• AIM OF THE EXERCISE:
Reproduce the listing below word for word, with no pictures.

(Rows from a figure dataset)
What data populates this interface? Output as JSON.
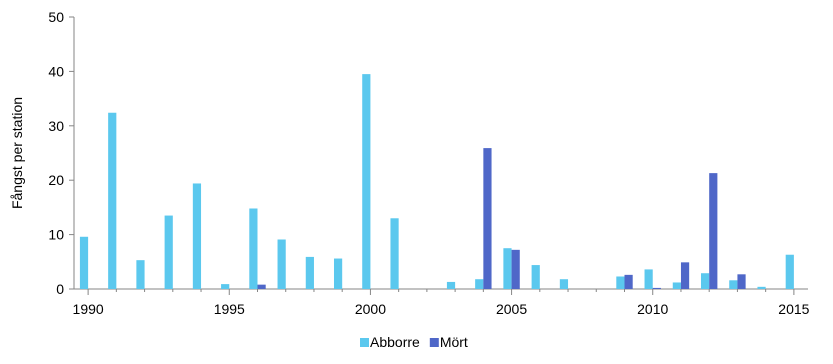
{
  "chart_data": {
    "type": "bar",
    "title": "",
    "xlabel": "",
    "ylabel": "Fångst per station",
    "ylim": [
      0,
      50
    ],
    "yticks": [
      0,
      10,
      20,
      30,
      40,
      50
    ],
    "xlim": [
      1990,
      2015
    ],
    "xticks": [
      1990,
      1995,
      2000,
      2005,
      2010,
      2015
    ],
    "grid": false,
    "legend_position": "bottom",
    "series": [
      {
        "name": "Abborre",
        "color": "#5bc8ee",
        "points": [
          {
            "x": 1990,
            "y": 9.6
          },
          {
            "x": 1991,
            "y": 32.4
          },
          {
            "x": 1992,
            "y": 5.3
          },
          {
            "x": 1993,
            "y": 13.5
          },
          {
            "x": 1994,
            "y": 19.4
          },
          {
            "x": 1995,
            "y": 0.9
          },
          {
            "x": 1996,
            "y": 14.8
          },
          {
            "x": 1997,
            "y": 9.1
          },
          {
            "x": 1998,
            "y": 5.9
          },
          {
            "x": 1999,
            "y": 5.6
          },
          {
            "x": 2000,
            "y": 39.5
          },
          {
            "x": 2001,
            "y": 13.0
          },
          {
            "x": 2003,
            "y": 1.3
          },
          {
            "x": 2004,
            "y": 1.8
          },
          {
            "x": 2005,
            "y": 7.5
          },
          {
            "x": 2006,
            "y": 4.4
          },
          {
            "x": 2007,
            "y": 1.8
          },
          {
            "x": 2009,
            "y": 2.3
          },
          {
            "x": 2010,
            "y": 3.6
          },
          {
            "x": 2011,
            "y": 1.2
          },
          {
            "x": 2012,
            "y": 2.9
          },
          {
            "x": 2013,
            "y": 1.6
          },
          {
            "x": 2014,
            "y": 0.4
          },
          {
            "x": 2015,
            "y": 6.3
          }
        ]
      },
      {
        "name": "Mört",
        "color": "#4f67c8",
        "points": [
          {
            "x": 1996,
            "y": 0.8
          },
          {
            "x": 2004,
            "y": 25.9
          },
          {
            "x": 2005,
            "y": 7.2
          },
          {
            "x": 2009,
            "y": 2.6
          },
          {
            "x": 2010,
            "y": 0.2
          },
          {
            "x": 2011,
            "y": 4.9
          },
          {
            "x": 2012,
            "y": 21.3
          },
          {
            "x": 2013,
            "y": 2.7
          }
        ]
      }
    ]
  }
}
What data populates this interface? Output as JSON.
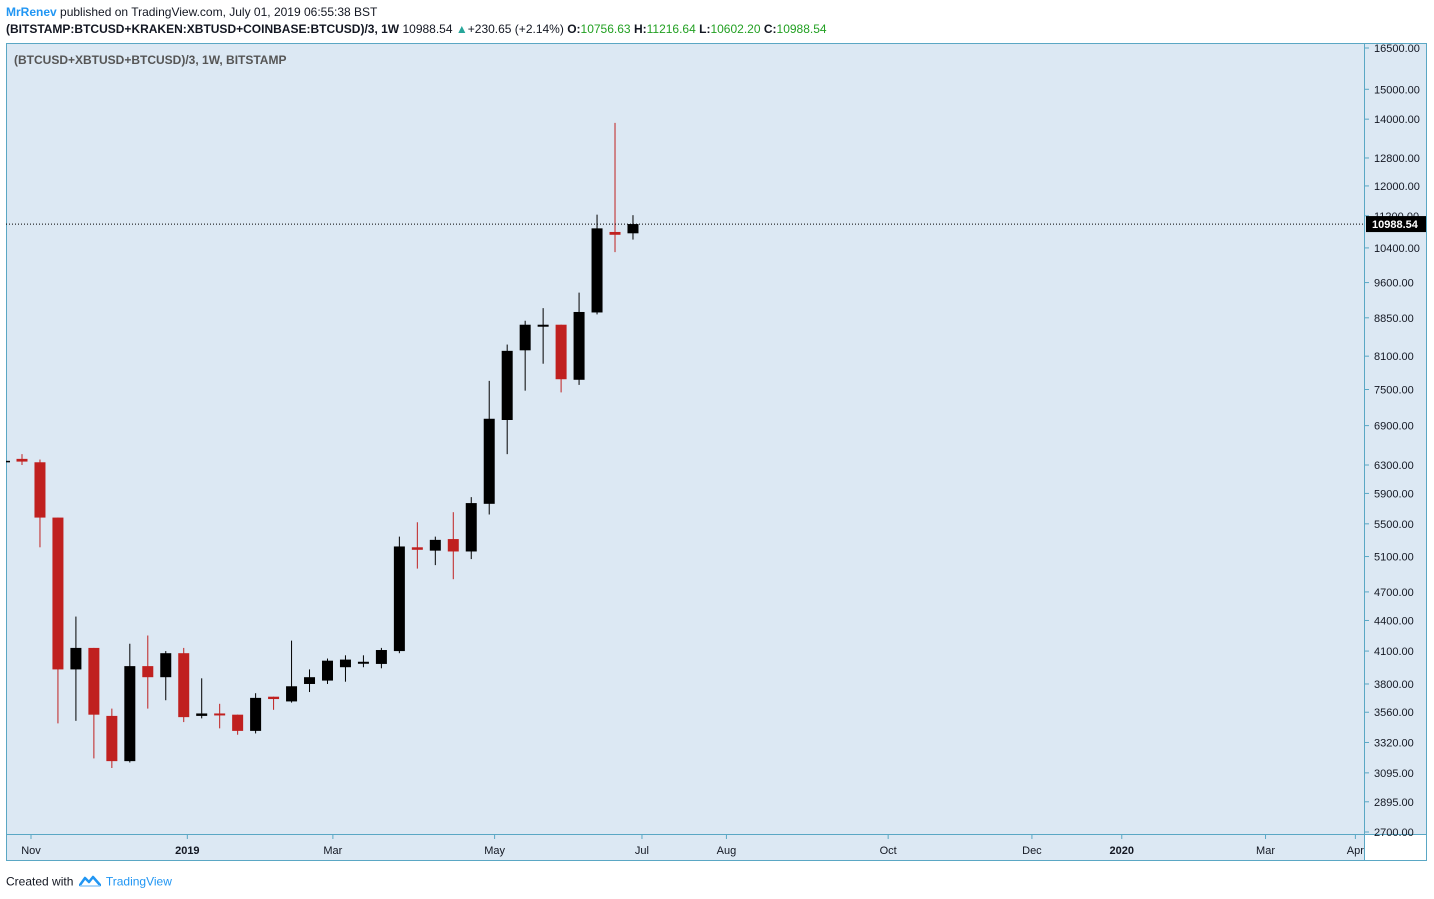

• RESULT FOR THIS TASK:
What data populates this interface? Output as JSON.
{
  "chart_data": {
    "type": "bar",
    "title": "",
    "xlabel": "",
    "ylabel": "Fångst per station",
    "ylim": [
      0,
      50
    ],
    "yticks": [
      0,
      10,
      20,
      30,
      40,
      50
    ],
    "xlim": [
      1990,
      2015
    ],
    "xticks": [
      1990,
      1995,
      2000,
      2005,
      2010,
      2015
    ],
    "grid": false,
    "legend_position": "bottom",
    "series": [
      {
        "name": "Abborre",
        "color": "#5bc8ee",
        "points": [
          {
            "x": 1990,
            "y": 9.6
          },
          {
            "x": 1991,
            "y": 32.4
          },
          {
            "x": 1992,
            "y": 5.3
          },
          {
            "x": 1993,
            "y": 13.5
          },
          {
            "x": 1994,
            "y": 19.4
          },
          {
            "x": 1995,
            "y": 0.9
          },
          {
            "x": 1996,
            "y": 14.8
          },
          {
            "x": 1997,
            "y": 9.1
          },
          {
            "x": 1998,
            "y": 5.9
          },
          {
            "x": 1999,
            "y": 5.6
          },
          {
            "x": 2000,
            "y": 39.5
          },
          {
            "x": 2001,
            "y": 13.0
          },
          {
            "x": 2003,
            "y": 1.3
          },
          {
            "x": 2004,
            "y": 1.8
          },
          {
            "x": 2005,
            "y": 7.5
          },
          {
            "x": 2006,
            "y": 4.4
          },
          {
            "x": 2007,
            "y": 1.8
          },
          {
            "x": 2009,
            "y": 2.3
          },
          {
            "x": 2010,
            "y": 3.6
          },
          {
            "x": 2011,
            "y": 1.2
          },
          {
            "x": 2012,
            "y": 2.9
          },
          {
            "x": 2013,
            "y": 1.6
          },
          {
            "x": 2014,
            "y": 0.4
          },
          {
            "x": 2015,
            "y": 6.3
          }
        ]
      },
      {
        "name": "Mört",
        "color": "#4f67c8",
        "points": [
          {
            "x": 1996,
            "y": 0.8
          },
          {
            "x": 2004,
            "y": 25.9
          },
          {
            "x": 2005,
            "y": 7.2
          },
          {
            "x": 2009,
            "y": 2.6
          },
          {
            "x": 2010,
            "y": 0.2
          },
          {
            "x": 2011,
            "y": 4.9
          },
          {
            "x": 2012,
            "y": 21.3
          },
          {
            "x": 2013,
            "y": 2.7
          }
        ]
      }
    ]
  }
}
What data populates this interface? Output as JSON.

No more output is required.